[WHAT YOU SHOULD DO]
Report how many lines hold the word "this"; give nothing but the number.

** start **

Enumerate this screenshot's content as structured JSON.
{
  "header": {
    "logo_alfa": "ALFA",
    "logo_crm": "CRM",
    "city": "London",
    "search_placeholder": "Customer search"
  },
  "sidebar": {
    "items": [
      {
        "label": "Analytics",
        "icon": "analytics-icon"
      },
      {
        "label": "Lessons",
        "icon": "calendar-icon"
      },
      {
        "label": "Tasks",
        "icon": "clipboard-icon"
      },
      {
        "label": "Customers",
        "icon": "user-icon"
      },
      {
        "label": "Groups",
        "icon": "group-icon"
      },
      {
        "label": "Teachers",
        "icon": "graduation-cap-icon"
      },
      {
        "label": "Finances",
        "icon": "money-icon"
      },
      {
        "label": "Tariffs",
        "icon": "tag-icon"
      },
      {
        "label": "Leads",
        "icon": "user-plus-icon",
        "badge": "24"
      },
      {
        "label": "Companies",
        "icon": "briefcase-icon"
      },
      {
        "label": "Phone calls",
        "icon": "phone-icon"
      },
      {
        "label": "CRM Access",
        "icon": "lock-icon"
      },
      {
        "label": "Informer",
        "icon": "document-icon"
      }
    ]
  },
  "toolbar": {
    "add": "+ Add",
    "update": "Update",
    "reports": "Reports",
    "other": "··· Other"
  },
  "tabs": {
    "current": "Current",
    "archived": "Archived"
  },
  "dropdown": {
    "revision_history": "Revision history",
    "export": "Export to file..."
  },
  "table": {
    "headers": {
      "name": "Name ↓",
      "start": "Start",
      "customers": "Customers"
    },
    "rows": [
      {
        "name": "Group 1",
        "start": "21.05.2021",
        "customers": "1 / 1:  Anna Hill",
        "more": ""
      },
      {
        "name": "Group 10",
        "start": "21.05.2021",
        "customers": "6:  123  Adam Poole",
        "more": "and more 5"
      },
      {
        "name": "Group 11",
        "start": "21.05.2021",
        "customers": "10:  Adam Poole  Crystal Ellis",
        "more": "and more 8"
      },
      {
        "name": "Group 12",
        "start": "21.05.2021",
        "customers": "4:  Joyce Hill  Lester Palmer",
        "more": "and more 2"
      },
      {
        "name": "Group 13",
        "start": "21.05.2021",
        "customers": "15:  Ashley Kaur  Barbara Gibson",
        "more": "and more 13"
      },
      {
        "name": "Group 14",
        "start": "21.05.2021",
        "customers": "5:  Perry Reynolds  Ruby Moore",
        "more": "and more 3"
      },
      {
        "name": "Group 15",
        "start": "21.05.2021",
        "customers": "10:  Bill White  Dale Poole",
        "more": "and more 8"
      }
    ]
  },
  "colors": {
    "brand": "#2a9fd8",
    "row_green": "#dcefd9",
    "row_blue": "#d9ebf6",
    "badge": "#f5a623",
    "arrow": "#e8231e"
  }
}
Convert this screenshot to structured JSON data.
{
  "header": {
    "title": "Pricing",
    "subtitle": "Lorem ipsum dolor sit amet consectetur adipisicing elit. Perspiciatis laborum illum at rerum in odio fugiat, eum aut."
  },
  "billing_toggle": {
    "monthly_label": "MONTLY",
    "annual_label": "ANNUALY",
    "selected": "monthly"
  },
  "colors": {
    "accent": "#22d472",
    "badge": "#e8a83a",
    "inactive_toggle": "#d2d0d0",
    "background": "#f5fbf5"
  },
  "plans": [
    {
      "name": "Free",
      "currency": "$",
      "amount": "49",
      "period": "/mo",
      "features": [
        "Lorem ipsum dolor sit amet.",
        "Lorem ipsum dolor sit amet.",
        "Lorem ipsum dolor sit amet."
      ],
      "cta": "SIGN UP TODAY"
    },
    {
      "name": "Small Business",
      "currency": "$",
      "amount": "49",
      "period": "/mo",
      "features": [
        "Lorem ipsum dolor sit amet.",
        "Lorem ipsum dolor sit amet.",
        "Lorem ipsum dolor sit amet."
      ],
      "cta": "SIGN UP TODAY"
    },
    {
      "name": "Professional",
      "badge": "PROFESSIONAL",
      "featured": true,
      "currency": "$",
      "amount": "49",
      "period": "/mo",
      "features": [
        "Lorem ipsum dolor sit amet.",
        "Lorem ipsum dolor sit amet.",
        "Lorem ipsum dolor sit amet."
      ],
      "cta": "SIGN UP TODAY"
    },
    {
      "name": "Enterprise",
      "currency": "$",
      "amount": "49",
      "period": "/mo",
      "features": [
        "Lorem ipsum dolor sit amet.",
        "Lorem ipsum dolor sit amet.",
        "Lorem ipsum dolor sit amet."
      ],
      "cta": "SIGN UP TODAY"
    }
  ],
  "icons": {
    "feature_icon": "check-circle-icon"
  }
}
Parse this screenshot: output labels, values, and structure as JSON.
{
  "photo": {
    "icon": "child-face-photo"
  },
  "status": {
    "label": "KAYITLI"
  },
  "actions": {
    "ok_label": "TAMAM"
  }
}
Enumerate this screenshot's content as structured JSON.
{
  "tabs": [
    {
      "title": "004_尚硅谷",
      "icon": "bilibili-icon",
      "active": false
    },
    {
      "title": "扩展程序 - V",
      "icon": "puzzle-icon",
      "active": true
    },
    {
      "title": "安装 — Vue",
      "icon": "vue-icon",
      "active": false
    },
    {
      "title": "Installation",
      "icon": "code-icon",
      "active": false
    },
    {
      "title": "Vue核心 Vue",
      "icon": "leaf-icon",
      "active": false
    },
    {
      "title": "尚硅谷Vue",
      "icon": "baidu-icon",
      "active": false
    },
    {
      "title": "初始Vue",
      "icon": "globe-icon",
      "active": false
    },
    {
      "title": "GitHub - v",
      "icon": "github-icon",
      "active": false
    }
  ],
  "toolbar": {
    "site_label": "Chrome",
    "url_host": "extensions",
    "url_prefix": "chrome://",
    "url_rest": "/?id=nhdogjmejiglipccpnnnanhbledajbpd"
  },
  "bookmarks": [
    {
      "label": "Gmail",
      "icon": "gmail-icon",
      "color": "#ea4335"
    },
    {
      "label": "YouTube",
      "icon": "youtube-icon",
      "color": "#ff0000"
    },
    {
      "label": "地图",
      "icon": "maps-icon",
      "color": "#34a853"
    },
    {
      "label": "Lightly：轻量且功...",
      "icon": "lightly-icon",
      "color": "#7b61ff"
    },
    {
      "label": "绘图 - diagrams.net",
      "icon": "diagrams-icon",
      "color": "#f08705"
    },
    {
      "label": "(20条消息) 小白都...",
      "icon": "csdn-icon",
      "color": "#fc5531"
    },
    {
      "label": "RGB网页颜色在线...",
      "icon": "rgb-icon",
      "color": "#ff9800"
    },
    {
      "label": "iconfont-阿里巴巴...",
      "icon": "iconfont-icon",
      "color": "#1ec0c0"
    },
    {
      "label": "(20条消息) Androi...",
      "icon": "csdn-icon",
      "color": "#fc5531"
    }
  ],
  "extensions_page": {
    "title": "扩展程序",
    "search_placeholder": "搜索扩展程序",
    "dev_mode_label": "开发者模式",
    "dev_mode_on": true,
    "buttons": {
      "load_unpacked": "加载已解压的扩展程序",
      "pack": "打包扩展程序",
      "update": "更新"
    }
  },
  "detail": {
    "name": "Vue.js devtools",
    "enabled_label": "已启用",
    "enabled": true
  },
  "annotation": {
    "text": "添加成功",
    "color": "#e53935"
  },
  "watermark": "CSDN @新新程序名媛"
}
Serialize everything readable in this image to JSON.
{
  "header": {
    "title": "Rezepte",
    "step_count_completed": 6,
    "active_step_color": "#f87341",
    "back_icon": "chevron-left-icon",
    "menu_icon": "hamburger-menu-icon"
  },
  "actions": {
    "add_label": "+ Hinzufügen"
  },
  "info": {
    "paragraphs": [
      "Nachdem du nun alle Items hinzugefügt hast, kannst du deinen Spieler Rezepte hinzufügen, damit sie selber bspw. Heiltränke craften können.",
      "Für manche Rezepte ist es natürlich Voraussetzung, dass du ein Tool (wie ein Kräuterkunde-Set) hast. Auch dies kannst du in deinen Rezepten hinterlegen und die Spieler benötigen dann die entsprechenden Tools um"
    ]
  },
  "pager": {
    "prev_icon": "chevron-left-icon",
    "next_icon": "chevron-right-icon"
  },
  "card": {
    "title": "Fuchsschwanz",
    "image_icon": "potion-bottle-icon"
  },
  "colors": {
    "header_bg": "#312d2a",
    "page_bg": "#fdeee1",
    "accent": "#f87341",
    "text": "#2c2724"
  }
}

** end **

[SOLUTION TO THE PROBLEM]
5